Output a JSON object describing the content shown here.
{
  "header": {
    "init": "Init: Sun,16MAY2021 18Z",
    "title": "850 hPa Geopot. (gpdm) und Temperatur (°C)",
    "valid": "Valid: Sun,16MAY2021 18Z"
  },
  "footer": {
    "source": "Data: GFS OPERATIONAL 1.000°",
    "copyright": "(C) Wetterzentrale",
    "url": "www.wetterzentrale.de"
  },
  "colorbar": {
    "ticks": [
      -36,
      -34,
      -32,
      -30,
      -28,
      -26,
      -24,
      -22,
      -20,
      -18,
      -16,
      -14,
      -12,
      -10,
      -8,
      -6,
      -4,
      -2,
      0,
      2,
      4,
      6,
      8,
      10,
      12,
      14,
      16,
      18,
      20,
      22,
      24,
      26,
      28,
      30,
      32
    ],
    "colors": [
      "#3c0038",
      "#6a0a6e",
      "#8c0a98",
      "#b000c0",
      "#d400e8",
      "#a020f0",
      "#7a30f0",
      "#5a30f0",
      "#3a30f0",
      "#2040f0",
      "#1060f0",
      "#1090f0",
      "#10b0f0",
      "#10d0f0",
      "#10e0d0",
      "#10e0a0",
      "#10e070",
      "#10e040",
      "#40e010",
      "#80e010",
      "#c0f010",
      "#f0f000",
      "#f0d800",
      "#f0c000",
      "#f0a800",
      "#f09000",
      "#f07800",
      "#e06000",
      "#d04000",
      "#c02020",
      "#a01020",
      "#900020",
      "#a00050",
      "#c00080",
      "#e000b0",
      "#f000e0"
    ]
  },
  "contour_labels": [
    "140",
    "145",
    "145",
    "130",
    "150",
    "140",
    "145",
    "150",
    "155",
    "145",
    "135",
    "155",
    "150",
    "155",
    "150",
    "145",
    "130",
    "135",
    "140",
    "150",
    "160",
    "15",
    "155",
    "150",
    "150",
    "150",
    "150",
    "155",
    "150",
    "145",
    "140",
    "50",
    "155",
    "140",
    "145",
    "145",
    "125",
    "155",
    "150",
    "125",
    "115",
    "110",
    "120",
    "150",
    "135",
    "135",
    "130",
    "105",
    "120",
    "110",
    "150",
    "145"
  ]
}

○ ○ ○

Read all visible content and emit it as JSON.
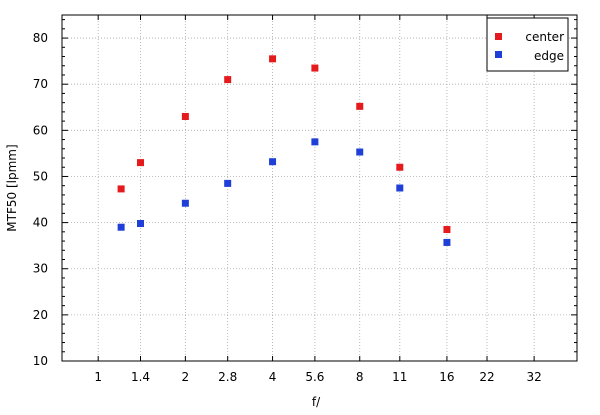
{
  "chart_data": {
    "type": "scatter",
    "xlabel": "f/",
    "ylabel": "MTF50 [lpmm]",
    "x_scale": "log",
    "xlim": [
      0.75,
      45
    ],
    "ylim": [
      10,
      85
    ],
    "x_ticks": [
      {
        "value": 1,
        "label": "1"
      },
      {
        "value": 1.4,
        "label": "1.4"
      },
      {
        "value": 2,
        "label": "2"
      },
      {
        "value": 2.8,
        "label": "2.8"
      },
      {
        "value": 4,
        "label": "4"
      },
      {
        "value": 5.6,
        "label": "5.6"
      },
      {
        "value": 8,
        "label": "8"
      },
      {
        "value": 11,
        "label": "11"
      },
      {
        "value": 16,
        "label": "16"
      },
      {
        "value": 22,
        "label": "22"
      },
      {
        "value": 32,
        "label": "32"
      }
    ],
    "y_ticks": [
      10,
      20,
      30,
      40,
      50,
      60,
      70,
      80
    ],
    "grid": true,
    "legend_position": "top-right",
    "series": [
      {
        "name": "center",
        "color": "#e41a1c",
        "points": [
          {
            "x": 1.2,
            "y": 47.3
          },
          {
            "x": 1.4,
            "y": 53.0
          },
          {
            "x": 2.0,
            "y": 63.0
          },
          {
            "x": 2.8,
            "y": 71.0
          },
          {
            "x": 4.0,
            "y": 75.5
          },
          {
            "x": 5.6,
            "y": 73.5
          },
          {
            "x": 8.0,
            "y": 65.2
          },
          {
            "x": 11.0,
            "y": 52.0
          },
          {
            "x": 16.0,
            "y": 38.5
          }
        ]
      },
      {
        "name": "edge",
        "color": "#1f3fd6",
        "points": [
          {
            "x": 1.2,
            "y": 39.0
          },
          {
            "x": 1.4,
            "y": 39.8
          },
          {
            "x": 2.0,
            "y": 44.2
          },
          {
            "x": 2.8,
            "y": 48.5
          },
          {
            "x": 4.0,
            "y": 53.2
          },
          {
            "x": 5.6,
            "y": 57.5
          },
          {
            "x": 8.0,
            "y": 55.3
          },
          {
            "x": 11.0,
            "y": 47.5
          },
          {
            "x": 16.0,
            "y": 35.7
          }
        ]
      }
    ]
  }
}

○ ○ ○

Report each line in the preceding entries that holds the string "content".

Output a JSON object describing the content shown here.
Read all visible content and emit it as JSON.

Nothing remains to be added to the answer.